### [Task instructions]
Give again the lines from the line with "Extract all readable text from this page." to the last line of the records, exactly and in full. Do not carry over any pictures.

### [Supplied material]

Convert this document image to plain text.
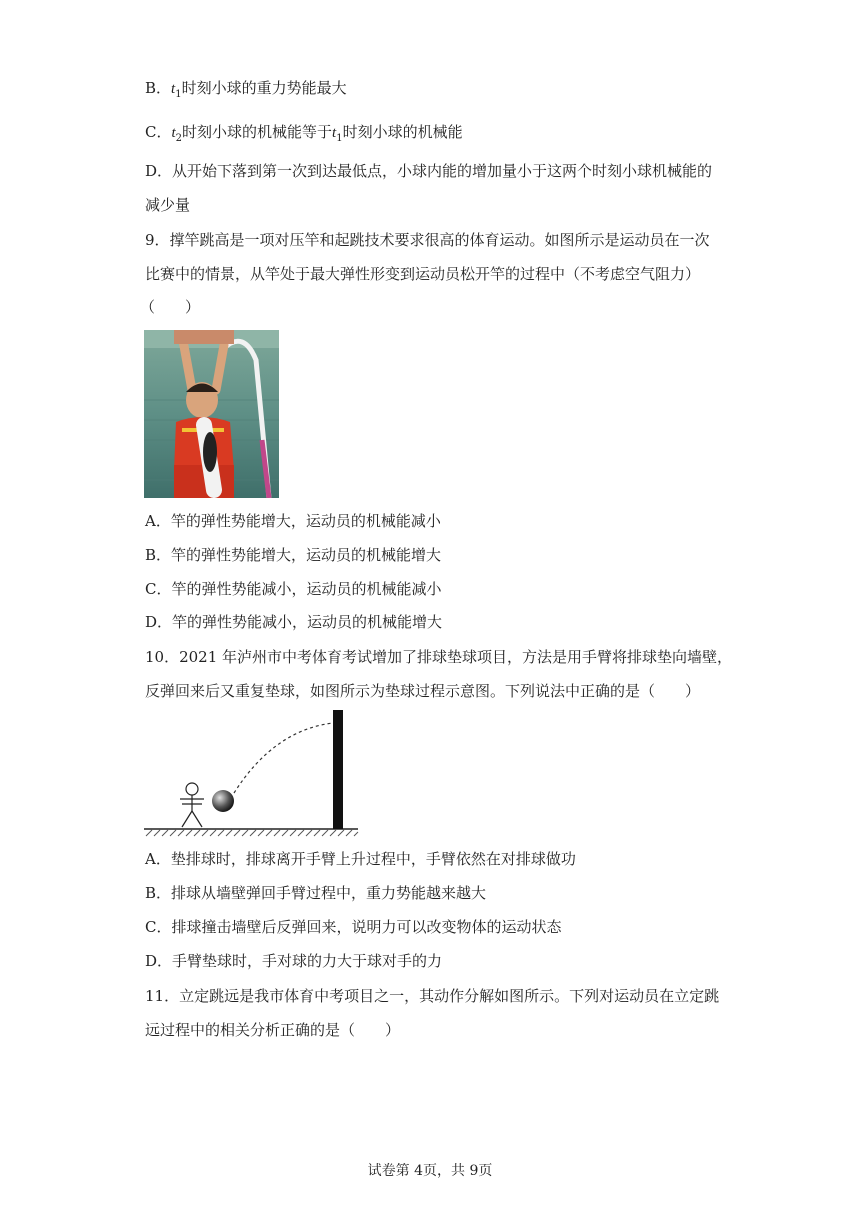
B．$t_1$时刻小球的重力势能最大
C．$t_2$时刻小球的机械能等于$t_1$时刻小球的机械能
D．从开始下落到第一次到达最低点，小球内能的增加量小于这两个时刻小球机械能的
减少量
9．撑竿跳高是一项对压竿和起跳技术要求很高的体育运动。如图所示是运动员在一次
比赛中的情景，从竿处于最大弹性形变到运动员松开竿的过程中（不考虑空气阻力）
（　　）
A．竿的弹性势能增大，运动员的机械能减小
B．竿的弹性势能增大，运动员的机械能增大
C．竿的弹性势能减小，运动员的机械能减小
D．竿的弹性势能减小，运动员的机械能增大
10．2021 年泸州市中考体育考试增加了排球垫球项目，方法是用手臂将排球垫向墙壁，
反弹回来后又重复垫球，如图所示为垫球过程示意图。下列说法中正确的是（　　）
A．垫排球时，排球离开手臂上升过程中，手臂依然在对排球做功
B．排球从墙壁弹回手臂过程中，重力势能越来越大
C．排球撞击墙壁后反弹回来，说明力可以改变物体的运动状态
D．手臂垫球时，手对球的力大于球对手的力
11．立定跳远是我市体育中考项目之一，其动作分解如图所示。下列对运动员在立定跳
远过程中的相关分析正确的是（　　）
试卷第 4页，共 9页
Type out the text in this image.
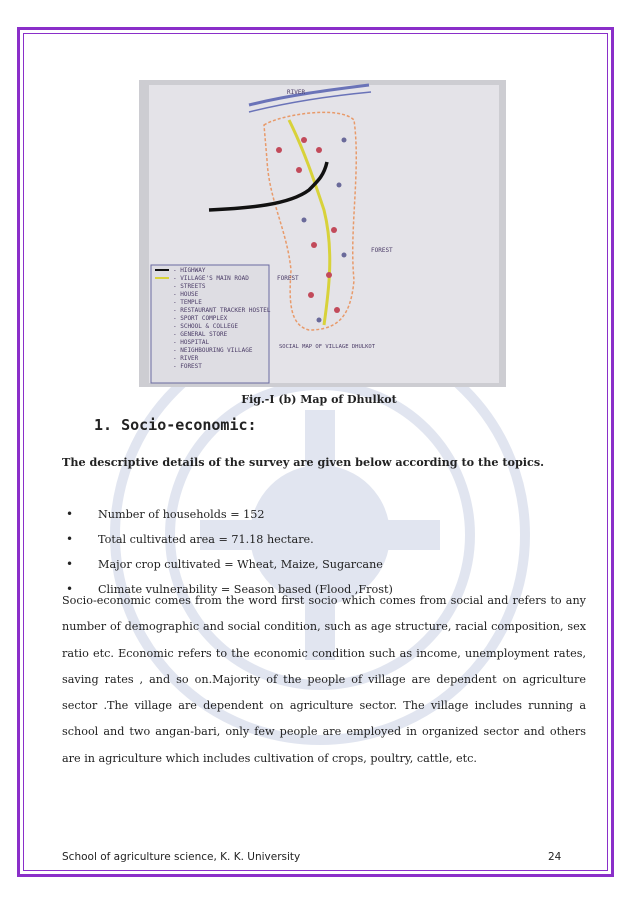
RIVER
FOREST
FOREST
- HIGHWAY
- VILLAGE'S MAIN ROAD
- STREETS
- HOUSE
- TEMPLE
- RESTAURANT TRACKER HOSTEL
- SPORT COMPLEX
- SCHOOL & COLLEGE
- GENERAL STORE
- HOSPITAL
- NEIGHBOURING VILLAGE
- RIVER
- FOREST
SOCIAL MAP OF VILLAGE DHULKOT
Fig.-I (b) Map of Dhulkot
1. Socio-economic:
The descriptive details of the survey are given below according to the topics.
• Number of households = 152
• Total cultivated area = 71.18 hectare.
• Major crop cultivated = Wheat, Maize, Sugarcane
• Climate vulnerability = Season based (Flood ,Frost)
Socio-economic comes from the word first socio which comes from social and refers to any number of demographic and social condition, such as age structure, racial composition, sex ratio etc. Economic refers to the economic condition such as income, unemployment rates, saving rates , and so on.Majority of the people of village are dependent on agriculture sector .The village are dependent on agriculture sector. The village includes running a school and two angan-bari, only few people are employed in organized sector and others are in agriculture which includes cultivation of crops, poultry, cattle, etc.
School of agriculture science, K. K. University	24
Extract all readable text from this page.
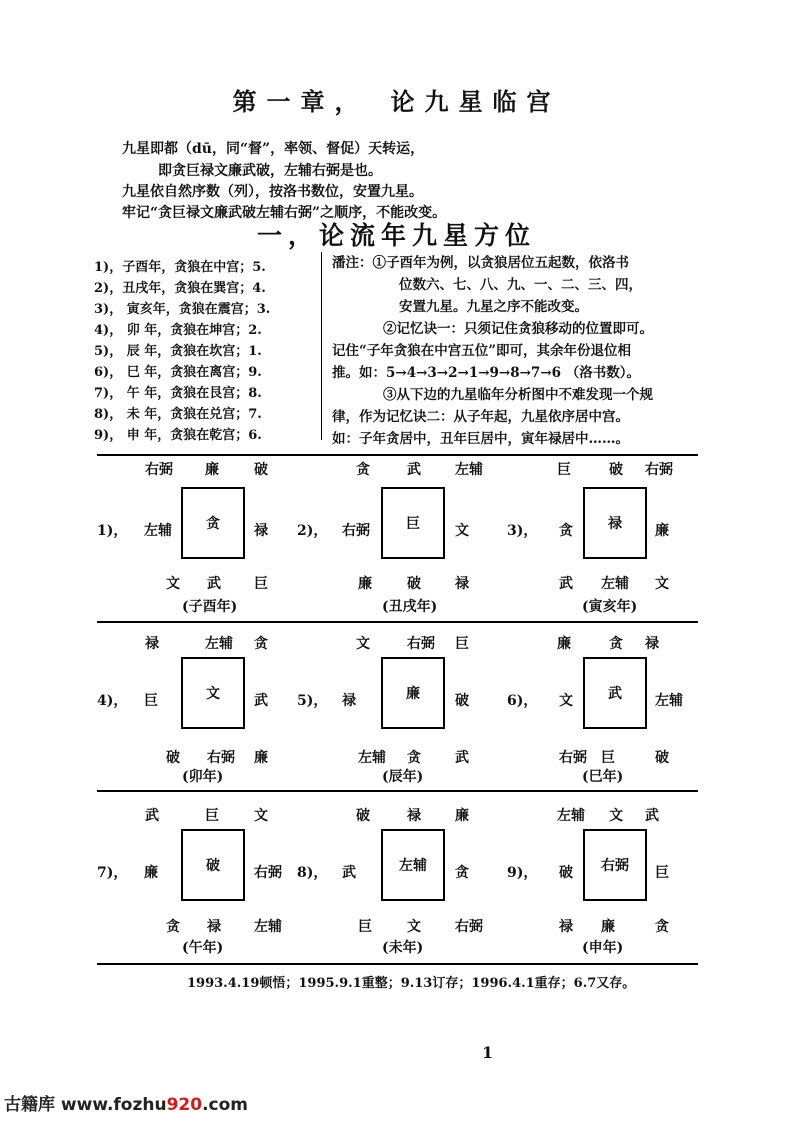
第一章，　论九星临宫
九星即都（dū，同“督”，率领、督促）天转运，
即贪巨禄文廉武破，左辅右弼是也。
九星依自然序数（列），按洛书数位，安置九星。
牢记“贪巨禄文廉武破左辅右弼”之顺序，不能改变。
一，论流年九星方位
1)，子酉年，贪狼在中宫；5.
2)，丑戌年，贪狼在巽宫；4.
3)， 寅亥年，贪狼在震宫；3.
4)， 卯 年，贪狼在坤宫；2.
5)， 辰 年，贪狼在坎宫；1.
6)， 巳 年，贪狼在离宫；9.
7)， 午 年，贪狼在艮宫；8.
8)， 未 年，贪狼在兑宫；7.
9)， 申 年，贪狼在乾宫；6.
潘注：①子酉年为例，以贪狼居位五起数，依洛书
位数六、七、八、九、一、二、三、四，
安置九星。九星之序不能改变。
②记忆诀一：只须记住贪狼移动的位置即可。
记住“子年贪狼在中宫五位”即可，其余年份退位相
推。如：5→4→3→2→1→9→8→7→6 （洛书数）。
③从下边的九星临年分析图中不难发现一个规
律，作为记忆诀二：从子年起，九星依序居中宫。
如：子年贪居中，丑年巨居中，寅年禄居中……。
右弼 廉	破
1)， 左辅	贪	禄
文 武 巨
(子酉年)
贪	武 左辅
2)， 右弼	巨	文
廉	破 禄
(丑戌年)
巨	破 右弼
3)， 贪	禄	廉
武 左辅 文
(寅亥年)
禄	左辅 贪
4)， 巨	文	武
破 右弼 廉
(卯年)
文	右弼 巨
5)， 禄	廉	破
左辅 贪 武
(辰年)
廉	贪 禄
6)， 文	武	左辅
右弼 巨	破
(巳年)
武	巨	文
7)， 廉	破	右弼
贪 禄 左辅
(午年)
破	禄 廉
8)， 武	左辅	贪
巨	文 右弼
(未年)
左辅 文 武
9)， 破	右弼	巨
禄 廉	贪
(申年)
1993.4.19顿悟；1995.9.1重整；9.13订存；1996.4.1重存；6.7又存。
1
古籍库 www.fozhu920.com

### [Problem solution]
Extract all readable text from this page.
第一章，　论九星临宫
九星即都（dū，同“督”，率领、督促）天转运，
即贪巨禄文廉武破，左辅右弼是也。
九星依自然序数（列），按洛书数位，安置九星。
牢记“贪巨禄文廉武破左辅右弼”之顺序，不能改变。
一，论流年九星方位
1)，子酉年，贪狼在中宫；5.
2)，丑戌年，贪狼在巽宫；4.
3)， 寅亥年，贪狼在震宫；3.
4)， 卯 年，贪狼在坤宫；2.
5)， 辰 年，贪狼在坎宫；1.
6)， 巳 年，贪狼在离宫；9.
7)， 午 年，贪狼在艮宫；8.
8)， 未 年，贪狼在兑宫；7.
9)， 申 年，贪狼在乾宫；6.
潘注：①子酉年为例，以贪狼居位五起数，依洛书
位数六、七、八、九、一、二、三、四，
安置九星。九星之序不能改变。
②记忆诀一：只须记住贪狼移动的位置即可。
记住“子年贪狼在中宫五位”即可，其余年份退位相
推。如：5→4→3→2→1→9→8→7→6 （洛书数）。
③从下边的九星临年分析图中不难发现一个规
律，作为记忆诀二：从子年起，九星依序居中宫。
如：子年贪居中，丑年巨居中，寅年禄居中……。
右弼 廉	破
1)， 左辅	贪	禄
文 武 巨
(子酉年)
贪	武 左辅
2)， 右弼	巨	文
廉	破 禄
(丑戌年)
巨	破 右弼
3)， 贪	禄	廉
武 左辅 文
(寅亥年)
禄	左辅 贪
4)， 巨	文	武
破 右弼 廉
(卯年)
文	右弼 巨
5)， 禄	廉	破
左辅 贪 武
(辰年)
廉	贪 禄
6)， 文	武	左辅
右弼 巨	破
(巳年)
武	巨	文
7)， 廉	破	右弼
贪 禄 左辅
(午年)
破	禄 廉
8)， 武	左辅	贪
巨	文 右弼
(未年)
左辅 文 武
9)， 破	右弼	巨
禄 廉	贪
(申年)
1993.4.19顿悟；1995.9.1重整；9.13订存；1996.4.1重存；6.7又存。
1
古籍库 www.fozhu920.com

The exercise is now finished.